Directions for this task — Give the number of lines in the entries that contain "color". State only the count.

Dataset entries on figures
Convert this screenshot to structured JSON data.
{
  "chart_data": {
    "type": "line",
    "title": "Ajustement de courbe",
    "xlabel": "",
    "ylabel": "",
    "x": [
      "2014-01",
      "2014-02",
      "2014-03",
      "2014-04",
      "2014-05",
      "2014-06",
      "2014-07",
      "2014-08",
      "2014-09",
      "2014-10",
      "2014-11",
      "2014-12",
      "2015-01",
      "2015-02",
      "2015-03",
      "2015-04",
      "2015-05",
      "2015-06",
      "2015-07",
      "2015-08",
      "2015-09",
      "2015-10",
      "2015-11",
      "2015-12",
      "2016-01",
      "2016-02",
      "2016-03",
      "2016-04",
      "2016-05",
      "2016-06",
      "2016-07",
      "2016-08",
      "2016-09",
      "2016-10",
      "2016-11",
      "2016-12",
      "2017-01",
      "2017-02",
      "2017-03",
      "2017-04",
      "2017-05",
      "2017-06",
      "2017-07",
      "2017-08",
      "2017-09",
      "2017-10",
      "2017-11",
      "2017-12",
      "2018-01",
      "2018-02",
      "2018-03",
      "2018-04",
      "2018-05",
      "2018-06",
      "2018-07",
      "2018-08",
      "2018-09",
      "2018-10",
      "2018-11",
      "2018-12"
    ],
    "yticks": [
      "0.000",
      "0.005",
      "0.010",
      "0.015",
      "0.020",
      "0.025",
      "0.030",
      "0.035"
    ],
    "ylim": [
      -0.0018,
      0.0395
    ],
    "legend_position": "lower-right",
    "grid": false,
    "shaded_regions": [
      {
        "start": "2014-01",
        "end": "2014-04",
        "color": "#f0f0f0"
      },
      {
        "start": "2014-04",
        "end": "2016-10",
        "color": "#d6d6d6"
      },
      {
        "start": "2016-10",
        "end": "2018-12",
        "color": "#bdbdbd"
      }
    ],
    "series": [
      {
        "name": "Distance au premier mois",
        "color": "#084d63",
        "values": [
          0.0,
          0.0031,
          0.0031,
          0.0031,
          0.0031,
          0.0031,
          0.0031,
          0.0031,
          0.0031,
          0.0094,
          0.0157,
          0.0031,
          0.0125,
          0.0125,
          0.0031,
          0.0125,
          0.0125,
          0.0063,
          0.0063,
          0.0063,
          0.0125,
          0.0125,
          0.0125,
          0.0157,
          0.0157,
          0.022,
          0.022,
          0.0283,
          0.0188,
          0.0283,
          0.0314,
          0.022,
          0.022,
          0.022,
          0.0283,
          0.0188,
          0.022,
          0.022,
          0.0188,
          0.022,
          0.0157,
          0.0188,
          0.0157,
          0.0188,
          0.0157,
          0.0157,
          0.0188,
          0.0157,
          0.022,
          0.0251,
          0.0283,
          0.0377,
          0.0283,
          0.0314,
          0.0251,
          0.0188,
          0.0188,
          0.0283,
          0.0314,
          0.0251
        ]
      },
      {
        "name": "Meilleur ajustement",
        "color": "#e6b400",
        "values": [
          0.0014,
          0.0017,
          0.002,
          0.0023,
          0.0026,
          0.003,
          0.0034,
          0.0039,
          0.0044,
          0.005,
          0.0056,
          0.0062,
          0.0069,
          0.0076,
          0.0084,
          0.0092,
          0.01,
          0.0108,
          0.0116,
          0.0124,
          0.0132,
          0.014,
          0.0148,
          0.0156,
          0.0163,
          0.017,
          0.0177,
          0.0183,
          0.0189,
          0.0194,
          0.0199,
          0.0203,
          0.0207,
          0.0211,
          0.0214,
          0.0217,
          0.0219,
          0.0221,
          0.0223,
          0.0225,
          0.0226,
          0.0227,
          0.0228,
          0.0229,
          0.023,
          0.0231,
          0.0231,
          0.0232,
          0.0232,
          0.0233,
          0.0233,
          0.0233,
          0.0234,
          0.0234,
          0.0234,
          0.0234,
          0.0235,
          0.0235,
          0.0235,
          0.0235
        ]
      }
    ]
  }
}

Problem solution — 5